## THE TASK:
Collect every line in the records below that contains the word "heart".

+ + + + + + +

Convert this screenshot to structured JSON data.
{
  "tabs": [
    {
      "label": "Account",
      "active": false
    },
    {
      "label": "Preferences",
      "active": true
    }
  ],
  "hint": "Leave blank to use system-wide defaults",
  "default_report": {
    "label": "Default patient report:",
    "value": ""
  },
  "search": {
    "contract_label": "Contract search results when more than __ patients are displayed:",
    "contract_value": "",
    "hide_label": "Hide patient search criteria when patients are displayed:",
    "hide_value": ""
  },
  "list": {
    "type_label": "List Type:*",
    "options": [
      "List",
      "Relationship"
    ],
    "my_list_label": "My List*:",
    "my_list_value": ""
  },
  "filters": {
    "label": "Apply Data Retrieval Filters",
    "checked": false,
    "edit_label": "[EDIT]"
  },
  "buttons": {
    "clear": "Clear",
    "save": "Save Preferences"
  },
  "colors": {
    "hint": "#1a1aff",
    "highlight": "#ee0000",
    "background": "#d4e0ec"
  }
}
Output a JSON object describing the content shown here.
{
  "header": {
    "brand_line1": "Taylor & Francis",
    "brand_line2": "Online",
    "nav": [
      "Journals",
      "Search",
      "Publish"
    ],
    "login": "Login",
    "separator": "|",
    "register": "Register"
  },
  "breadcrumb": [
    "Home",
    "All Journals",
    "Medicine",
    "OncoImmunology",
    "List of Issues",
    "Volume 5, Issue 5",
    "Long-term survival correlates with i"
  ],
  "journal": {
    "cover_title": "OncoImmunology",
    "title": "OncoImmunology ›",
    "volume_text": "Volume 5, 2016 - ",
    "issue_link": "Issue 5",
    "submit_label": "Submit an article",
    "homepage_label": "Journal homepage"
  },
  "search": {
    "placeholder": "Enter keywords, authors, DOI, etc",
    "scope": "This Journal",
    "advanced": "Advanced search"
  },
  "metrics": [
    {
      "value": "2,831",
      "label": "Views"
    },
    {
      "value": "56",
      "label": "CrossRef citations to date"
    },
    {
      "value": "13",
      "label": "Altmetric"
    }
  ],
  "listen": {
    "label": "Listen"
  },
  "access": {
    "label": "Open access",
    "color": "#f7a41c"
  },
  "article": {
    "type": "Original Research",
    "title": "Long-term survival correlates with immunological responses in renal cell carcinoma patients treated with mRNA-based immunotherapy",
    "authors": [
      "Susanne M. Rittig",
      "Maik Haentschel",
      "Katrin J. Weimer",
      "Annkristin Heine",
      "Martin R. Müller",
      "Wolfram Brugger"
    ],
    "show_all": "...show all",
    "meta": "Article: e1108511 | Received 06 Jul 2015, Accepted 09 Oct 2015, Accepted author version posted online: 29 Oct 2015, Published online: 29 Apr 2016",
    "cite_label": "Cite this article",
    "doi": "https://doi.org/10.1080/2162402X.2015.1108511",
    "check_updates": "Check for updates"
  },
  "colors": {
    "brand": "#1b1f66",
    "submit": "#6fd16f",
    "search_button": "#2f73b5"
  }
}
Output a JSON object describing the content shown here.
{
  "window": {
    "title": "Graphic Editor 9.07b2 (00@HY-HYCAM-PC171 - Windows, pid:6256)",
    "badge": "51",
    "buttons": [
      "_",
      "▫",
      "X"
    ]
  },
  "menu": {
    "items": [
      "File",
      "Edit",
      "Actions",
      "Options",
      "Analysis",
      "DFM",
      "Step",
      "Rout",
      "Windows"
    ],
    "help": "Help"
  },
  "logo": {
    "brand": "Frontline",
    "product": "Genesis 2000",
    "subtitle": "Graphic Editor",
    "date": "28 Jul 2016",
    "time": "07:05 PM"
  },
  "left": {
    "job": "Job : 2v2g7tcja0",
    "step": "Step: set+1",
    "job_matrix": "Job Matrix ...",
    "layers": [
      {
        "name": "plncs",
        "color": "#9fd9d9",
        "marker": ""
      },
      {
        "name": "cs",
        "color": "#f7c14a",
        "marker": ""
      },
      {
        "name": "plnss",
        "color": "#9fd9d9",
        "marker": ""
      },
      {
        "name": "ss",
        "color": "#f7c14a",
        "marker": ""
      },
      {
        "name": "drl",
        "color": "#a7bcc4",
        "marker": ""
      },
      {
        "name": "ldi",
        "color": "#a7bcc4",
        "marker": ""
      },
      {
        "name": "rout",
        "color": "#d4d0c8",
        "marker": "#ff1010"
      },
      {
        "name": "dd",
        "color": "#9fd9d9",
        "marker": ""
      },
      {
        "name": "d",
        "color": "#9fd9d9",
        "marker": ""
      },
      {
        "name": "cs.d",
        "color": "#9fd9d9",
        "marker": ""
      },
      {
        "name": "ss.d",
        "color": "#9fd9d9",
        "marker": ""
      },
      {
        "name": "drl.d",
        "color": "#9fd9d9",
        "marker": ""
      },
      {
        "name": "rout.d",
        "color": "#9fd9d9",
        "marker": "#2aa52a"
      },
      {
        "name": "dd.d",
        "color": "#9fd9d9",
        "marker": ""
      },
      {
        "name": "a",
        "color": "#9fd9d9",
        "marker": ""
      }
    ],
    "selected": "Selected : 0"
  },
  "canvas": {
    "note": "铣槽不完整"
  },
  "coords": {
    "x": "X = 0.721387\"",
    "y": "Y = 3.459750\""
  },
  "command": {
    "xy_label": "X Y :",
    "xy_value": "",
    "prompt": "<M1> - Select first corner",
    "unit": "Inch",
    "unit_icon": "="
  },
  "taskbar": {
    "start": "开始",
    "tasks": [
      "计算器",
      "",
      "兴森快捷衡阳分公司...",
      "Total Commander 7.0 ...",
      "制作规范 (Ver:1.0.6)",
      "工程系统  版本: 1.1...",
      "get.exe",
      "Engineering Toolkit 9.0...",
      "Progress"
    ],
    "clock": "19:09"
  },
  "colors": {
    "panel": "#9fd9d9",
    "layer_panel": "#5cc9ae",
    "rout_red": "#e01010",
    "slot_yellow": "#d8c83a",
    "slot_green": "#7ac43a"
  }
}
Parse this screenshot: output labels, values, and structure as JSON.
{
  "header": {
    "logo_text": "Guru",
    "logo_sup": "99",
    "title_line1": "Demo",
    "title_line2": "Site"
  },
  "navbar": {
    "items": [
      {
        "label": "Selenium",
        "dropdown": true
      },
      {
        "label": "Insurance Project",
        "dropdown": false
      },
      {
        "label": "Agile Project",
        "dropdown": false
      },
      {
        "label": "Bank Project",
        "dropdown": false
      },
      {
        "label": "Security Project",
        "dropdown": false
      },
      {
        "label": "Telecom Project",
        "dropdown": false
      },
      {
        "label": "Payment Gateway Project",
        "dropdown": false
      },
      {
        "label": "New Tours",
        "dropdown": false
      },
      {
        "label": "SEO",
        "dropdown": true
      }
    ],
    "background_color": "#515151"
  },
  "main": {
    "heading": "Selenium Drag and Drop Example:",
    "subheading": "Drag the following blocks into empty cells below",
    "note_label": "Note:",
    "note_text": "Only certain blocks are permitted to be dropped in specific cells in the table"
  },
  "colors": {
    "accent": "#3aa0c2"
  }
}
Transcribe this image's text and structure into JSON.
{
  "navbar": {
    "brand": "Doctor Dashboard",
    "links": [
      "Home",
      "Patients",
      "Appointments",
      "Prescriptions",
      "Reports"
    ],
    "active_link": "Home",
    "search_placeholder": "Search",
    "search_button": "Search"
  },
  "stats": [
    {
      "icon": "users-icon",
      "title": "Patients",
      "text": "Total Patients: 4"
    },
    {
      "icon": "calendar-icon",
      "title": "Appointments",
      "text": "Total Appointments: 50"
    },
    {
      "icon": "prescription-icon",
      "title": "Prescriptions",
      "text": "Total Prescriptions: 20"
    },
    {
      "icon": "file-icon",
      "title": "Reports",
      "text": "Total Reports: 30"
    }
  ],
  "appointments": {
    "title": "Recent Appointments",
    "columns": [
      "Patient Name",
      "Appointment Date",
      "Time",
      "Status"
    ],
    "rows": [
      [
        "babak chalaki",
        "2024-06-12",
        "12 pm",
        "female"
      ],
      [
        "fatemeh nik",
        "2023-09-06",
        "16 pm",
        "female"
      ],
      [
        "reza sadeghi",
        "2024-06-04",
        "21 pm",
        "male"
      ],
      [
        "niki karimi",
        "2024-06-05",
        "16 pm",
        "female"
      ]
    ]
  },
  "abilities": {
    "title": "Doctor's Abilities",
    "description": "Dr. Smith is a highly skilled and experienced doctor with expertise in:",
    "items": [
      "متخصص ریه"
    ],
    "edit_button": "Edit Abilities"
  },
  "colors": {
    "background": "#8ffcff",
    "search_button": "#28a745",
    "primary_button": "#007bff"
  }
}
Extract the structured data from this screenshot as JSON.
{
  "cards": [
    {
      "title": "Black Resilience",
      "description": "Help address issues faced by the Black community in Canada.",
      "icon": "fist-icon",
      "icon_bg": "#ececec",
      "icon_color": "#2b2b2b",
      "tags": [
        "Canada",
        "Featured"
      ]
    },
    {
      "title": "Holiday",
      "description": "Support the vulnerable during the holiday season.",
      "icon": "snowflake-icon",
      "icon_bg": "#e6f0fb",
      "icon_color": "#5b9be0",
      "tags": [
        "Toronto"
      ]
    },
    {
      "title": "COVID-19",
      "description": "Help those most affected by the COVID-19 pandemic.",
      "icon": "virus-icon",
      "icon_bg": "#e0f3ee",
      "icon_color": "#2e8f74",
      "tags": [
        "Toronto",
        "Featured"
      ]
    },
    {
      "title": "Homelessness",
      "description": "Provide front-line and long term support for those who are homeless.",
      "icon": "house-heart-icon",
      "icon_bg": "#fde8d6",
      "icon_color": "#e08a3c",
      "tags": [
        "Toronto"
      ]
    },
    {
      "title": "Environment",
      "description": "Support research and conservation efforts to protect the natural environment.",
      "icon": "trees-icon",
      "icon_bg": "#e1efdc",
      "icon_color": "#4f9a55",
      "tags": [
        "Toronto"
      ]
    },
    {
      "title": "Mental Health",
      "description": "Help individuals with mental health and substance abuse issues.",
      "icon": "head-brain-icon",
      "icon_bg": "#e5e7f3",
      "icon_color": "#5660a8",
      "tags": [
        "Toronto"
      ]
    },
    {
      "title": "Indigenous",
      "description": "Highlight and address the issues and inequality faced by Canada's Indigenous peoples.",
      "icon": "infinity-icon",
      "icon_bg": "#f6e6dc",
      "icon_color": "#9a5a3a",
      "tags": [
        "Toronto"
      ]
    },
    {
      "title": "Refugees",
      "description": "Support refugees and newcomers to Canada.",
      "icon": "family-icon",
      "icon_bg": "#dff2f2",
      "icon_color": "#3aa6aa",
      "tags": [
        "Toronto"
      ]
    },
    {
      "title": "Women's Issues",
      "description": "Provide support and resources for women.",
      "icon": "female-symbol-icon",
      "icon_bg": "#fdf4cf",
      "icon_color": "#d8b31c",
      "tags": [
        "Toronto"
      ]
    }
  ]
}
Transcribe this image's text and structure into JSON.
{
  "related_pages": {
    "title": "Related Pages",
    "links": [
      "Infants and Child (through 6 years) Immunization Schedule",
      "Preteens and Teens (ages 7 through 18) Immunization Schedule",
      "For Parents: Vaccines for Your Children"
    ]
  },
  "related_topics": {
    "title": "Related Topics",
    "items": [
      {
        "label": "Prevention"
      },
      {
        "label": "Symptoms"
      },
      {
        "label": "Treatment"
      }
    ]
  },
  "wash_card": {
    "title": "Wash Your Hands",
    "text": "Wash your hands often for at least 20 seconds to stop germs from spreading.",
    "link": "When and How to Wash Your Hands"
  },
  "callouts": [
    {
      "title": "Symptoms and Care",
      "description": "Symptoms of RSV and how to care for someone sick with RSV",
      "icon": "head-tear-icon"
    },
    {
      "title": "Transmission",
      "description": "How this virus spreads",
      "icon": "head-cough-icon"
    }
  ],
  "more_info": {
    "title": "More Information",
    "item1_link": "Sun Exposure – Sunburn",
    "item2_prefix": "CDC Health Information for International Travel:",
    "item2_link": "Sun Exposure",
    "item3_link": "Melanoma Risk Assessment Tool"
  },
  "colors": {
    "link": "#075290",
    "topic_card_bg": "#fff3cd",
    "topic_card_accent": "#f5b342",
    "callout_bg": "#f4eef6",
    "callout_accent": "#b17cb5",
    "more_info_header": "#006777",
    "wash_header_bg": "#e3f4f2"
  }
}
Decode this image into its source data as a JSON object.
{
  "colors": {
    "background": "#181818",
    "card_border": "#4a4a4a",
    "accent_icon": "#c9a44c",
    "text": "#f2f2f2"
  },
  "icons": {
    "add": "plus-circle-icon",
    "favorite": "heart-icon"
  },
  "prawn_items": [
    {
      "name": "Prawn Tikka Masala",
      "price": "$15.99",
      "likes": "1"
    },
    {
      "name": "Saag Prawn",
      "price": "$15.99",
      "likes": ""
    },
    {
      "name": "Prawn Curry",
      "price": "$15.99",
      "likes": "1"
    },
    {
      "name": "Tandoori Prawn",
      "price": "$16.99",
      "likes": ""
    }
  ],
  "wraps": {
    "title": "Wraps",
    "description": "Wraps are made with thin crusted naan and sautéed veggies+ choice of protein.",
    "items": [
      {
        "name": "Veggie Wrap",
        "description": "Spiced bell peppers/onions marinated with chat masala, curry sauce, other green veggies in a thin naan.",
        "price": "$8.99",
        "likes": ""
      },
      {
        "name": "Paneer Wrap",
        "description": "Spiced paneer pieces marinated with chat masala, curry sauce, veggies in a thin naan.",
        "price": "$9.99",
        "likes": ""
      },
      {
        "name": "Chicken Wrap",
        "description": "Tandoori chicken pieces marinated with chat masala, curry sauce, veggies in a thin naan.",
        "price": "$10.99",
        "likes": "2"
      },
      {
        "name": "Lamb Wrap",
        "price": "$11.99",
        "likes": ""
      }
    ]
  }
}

+ + + + + + +

## SOLUTION FOR THIS EXERCISE:
      "icon": "house-heart-icon",
    "favorite": "heart-icon"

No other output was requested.